## YOUR INSTRUCTIONS
Copy each line in which the string "JSON" occurs.

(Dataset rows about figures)

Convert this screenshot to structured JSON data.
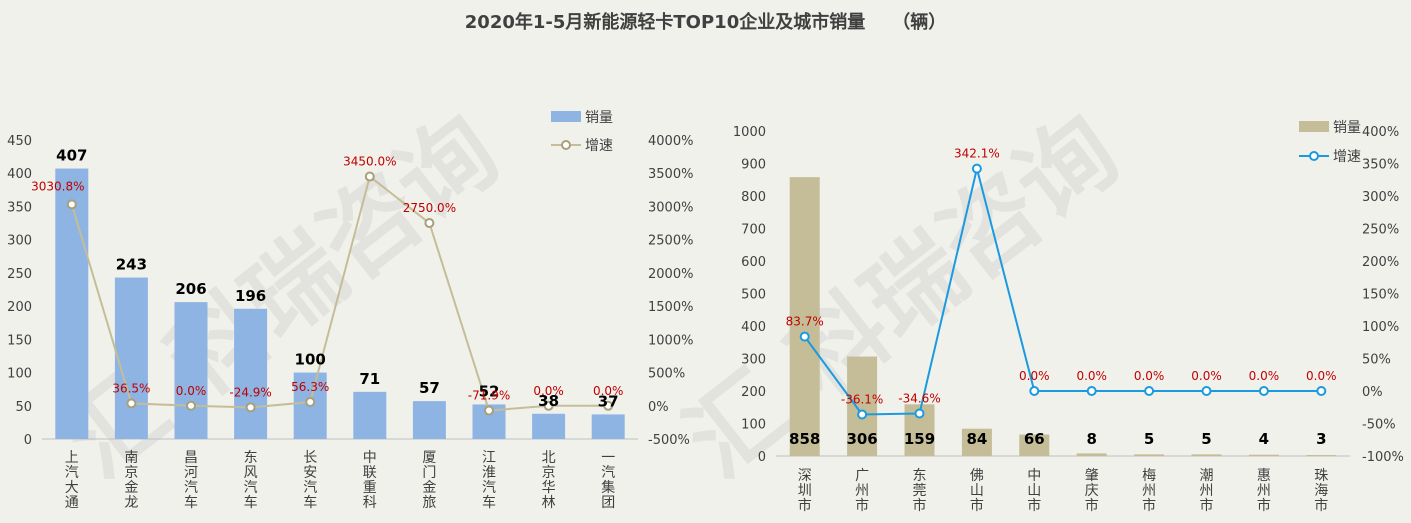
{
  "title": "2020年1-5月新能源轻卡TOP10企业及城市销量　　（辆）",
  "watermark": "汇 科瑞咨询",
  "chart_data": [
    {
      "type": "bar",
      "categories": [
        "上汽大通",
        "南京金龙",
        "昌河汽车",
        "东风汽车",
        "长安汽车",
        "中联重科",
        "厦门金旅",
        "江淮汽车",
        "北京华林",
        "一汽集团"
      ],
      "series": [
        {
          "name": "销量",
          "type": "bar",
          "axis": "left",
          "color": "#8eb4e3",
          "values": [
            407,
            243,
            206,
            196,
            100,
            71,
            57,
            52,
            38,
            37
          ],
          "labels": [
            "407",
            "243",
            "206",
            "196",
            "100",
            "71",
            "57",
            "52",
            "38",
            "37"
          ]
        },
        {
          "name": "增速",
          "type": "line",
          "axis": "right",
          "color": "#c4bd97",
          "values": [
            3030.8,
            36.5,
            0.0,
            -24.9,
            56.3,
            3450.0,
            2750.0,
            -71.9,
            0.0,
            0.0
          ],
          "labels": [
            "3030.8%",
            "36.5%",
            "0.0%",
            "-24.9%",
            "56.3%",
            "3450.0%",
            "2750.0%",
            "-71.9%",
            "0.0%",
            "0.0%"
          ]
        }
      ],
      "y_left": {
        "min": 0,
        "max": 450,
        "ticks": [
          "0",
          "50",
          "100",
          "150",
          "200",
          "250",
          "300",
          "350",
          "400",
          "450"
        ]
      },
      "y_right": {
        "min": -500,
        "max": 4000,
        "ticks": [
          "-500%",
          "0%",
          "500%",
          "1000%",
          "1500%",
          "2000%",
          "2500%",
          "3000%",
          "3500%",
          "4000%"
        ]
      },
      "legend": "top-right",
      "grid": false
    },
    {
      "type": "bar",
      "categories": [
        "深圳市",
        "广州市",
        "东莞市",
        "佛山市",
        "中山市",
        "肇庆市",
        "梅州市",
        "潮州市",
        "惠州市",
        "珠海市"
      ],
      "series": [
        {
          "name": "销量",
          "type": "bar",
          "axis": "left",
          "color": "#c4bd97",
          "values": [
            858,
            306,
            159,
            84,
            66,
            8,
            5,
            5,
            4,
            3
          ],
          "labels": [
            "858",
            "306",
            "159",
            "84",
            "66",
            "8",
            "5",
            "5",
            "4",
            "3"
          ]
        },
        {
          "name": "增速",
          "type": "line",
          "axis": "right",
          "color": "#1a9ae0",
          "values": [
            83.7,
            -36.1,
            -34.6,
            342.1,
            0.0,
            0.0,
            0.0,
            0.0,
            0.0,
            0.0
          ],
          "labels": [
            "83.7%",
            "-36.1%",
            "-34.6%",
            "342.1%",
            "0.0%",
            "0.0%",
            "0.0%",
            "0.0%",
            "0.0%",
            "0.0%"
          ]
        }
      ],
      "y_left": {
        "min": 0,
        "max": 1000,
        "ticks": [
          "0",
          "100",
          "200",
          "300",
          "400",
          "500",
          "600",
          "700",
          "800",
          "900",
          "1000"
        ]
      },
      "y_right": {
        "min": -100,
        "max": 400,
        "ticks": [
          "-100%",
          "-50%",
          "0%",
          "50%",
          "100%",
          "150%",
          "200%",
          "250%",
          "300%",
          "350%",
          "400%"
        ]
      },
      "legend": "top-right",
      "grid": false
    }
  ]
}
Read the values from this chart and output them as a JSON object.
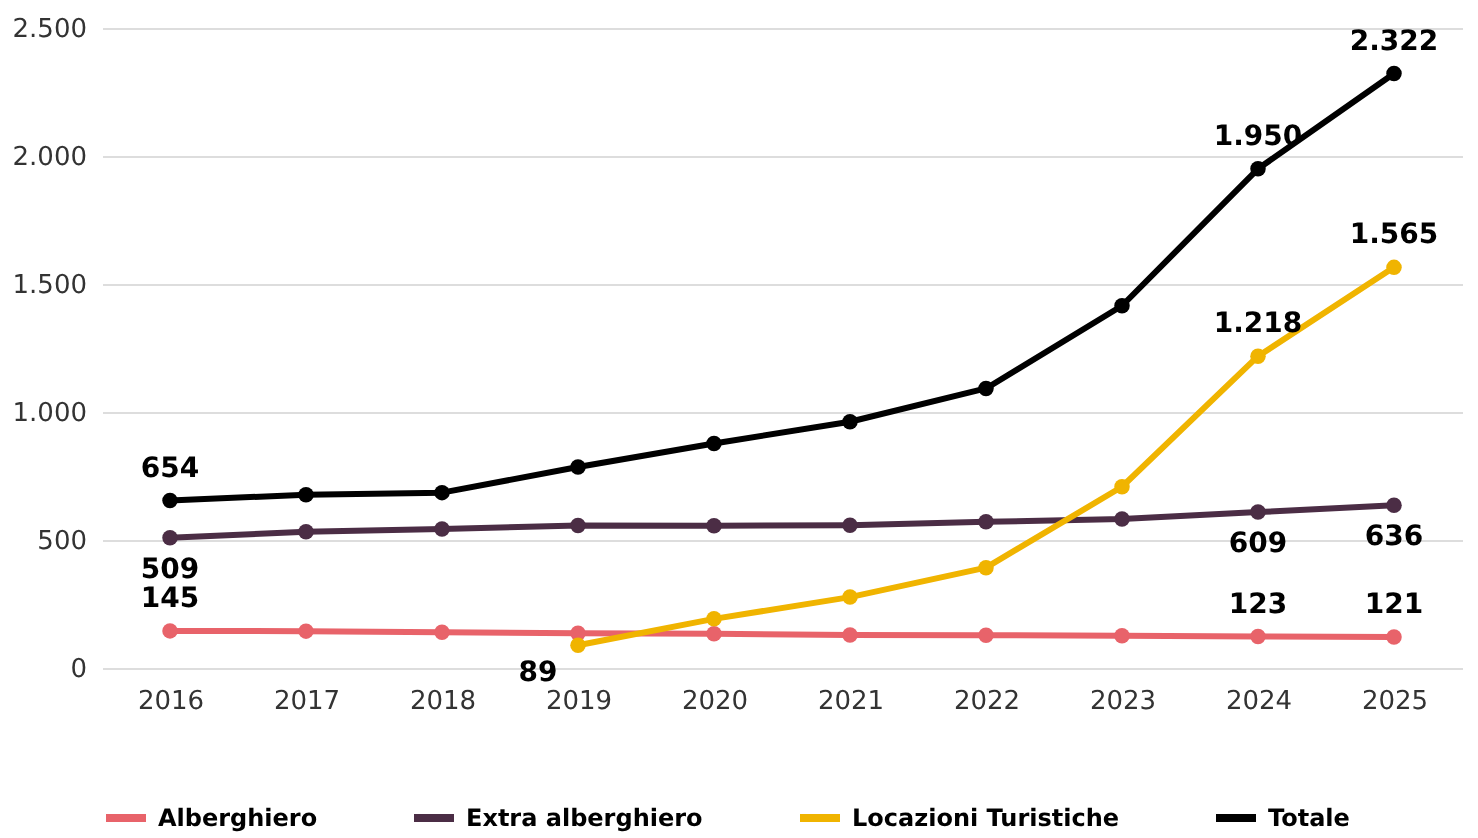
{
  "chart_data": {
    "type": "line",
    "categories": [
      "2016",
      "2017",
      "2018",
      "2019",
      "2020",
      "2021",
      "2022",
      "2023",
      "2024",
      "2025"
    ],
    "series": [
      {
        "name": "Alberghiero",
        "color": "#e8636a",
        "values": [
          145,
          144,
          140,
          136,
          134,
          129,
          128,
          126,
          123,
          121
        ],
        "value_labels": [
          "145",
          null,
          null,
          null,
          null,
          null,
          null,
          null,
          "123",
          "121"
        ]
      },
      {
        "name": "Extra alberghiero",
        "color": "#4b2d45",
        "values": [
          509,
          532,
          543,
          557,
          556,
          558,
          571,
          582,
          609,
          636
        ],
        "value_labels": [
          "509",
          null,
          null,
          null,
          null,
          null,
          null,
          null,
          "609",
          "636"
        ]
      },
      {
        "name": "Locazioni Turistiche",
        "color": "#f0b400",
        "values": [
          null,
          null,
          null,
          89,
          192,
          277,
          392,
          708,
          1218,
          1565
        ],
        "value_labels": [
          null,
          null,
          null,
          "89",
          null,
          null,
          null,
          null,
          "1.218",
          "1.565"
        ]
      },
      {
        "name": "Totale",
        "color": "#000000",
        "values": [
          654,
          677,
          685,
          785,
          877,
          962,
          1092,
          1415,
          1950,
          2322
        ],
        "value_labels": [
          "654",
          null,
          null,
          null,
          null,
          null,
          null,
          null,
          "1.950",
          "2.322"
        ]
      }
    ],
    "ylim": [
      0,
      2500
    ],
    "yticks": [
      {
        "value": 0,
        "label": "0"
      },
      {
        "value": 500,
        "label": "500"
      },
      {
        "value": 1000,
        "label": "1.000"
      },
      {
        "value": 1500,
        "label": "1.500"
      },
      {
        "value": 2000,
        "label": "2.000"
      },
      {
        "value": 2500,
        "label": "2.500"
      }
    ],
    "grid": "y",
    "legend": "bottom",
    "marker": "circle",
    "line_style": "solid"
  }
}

## THE RESULT
Convert this screenshot to structured JSON data.
Read the values from this chart and output them as a JSON object.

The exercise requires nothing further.